= Information given =
■ ■ ■ ■ ■ ■ ■

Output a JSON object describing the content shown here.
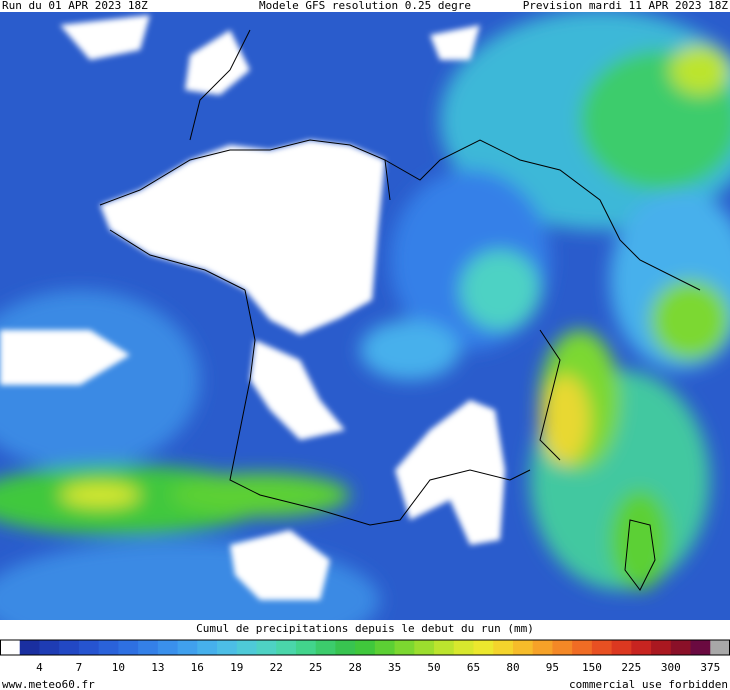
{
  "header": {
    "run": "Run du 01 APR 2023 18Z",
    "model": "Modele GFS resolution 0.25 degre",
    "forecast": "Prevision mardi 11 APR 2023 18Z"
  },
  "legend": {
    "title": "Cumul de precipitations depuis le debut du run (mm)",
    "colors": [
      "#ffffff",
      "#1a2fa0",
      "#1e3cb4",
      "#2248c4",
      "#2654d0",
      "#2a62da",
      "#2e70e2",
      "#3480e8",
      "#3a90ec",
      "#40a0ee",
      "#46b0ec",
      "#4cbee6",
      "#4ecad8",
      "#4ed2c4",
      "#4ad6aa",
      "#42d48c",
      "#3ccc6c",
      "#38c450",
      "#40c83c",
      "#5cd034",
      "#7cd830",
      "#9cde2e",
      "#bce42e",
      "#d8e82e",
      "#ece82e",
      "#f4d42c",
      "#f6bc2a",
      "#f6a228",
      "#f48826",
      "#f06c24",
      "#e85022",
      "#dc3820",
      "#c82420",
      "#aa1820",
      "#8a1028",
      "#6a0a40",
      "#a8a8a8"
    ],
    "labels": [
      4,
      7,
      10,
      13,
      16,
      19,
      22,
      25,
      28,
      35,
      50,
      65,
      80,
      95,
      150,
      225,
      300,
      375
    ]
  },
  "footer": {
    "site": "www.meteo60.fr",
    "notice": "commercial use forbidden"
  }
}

■ ■ ■ ■ ■ ■ ■

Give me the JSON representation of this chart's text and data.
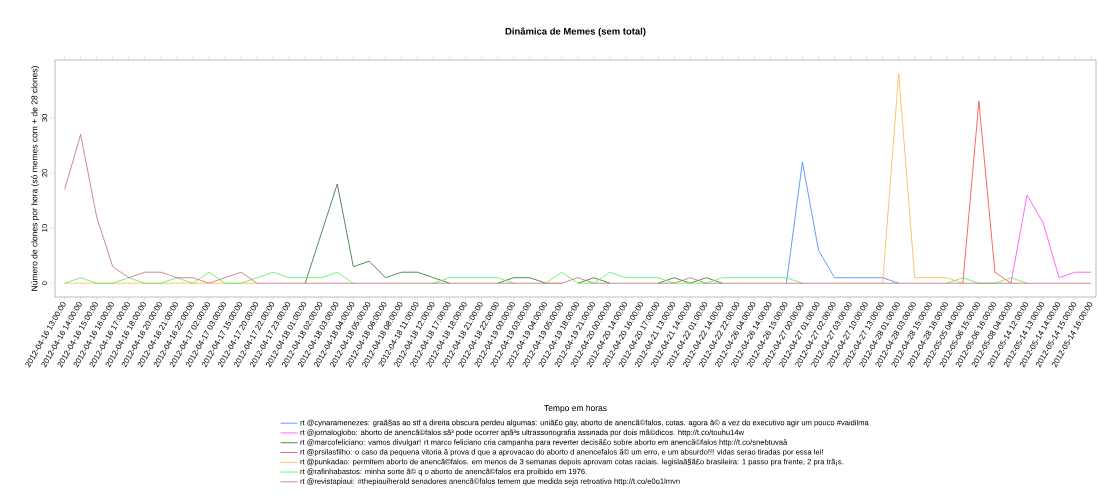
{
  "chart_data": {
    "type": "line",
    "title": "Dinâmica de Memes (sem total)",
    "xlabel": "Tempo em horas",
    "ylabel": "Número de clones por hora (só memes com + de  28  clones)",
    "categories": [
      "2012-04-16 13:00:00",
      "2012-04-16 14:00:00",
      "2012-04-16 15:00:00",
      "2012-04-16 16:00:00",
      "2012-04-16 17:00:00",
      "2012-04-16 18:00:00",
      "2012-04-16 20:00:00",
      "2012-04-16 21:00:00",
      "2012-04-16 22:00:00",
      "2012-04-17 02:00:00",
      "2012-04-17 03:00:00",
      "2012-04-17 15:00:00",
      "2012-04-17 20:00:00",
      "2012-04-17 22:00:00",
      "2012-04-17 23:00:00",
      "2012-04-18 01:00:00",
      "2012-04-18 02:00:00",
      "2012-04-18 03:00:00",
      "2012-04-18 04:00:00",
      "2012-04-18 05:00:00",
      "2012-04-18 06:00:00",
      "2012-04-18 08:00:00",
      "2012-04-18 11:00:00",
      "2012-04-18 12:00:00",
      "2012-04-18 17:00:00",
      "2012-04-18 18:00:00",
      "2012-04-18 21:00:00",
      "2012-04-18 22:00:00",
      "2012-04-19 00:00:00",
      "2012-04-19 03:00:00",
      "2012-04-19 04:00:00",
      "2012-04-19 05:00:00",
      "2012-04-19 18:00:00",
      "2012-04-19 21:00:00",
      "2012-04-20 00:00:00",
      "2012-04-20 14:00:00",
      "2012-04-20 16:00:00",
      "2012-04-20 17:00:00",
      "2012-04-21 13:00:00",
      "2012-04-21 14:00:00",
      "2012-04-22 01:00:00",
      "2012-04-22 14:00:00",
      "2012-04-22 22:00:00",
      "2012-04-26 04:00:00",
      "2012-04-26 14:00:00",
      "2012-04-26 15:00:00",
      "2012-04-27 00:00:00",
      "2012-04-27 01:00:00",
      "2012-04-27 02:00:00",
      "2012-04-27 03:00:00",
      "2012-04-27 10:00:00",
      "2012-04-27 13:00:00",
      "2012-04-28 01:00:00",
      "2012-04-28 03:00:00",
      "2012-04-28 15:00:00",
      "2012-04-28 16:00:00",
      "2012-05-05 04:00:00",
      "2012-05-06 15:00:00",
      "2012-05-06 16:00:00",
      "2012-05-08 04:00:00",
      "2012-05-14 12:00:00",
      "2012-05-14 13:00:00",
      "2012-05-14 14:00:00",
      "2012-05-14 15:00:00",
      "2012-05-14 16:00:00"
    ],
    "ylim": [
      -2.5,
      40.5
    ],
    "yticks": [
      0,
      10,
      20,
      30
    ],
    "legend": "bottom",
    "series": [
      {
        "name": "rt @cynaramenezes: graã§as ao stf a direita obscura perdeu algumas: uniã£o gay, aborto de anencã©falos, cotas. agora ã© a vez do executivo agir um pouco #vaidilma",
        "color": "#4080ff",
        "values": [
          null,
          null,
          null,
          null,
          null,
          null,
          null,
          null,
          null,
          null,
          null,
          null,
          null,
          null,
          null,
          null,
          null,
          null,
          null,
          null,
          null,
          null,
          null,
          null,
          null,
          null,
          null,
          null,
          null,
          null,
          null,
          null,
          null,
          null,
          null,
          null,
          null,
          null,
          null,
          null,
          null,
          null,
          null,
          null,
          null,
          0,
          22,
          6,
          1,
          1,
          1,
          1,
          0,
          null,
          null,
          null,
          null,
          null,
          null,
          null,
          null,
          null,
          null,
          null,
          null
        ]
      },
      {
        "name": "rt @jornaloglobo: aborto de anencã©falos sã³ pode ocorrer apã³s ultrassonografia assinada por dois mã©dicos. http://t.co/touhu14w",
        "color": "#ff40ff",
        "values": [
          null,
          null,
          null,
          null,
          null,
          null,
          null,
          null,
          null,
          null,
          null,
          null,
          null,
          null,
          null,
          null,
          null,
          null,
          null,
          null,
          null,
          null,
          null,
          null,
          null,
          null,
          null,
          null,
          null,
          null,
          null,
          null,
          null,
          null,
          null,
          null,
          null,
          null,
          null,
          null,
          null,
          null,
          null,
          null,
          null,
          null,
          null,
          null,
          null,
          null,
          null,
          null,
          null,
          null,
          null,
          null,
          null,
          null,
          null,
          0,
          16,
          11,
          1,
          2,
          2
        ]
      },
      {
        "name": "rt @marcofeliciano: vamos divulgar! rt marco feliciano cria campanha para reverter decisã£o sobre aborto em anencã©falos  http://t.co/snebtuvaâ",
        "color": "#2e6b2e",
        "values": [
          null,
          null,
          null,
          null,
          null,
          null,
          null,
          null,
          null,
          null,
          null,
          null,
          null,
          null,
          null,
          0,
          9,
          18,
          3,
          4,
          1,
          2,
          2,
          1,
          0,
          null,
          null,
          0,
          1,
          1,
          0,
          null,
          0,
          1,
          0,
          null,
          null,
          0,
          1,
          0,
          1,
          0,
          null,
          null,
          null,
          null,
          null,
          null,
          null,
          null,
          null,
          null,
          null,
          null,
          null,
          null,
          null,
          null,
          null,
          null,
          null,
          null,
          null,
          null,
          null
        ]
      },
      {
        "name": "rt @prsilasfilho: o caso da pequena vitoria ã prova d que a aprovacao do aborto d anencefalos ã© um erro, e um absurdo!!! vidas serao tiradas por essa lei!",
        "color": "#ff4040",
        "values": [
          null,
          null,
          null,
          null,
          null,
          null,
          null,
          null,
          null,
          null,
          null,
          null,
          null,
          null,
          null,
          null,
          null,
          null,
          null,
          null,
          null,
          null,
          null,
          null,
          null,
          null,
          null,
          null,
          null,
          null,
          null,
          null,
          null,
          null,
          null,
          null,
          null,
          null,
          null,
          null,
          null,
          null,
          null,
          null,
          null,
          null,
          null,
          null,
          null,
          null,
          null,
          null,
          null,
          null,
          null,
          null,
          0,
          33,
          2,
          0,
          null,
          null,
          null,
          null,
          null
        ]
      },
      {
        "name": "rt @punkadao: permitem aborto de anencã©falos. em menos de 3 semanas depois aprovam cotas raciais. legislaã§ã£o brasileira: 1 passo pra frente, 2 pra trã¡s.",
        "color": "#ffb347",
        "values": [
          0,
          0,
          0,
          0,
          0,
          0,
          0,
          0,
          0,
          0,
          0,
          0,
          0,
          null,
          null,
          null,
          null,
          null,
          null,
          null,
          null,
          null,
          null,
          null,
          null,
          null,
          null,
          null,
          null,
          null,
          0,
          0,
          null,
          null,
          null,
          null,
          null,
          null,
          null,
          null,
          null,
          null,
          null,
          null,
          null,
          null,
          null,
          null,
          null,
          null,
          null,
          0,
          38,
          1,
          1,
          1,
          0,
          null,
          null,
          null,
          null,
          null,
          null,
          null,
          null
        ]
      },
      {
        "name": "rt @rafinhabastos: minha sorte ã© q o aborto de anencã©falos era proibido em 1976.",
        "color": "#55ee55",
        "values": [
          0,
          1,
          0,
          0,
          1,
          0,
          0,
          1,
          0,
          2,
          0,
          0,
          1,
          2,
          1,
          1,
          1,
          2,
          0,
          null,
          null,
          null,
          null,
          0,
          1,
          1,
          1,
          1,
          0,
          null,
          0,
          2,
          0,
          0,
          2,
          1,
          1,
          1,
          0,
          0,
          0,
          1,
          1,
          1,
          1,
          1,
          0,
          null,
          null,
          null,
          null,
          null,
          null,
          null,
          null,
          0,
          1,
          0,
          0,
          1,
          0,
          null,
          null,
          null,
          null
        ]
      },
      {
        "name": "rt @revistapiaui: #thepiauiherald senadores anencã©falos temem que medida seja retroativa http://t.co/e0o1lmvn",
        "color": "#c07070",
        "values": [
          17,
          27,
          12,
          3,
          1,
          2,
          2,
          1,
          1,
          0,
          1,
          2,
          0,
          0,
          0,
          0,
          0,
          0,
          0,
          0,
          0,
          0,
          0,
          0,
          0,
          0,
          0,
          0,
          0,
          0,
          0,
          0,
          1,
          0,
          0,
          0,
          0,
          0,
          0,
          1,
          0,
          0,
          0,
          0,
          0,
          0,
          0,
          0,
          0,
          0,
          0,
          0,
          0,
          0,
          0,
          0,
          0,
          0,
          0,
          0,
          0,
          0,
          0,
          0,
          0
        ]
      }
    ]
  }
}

■ ■ ■ ■ ■ ■ ■

= What to produce =
Copy every line in the records above that contains the word "JSON".

= Written answer =
Output a JSON object describing the content shown here.
Give me the JSON representation of this chart's text and data.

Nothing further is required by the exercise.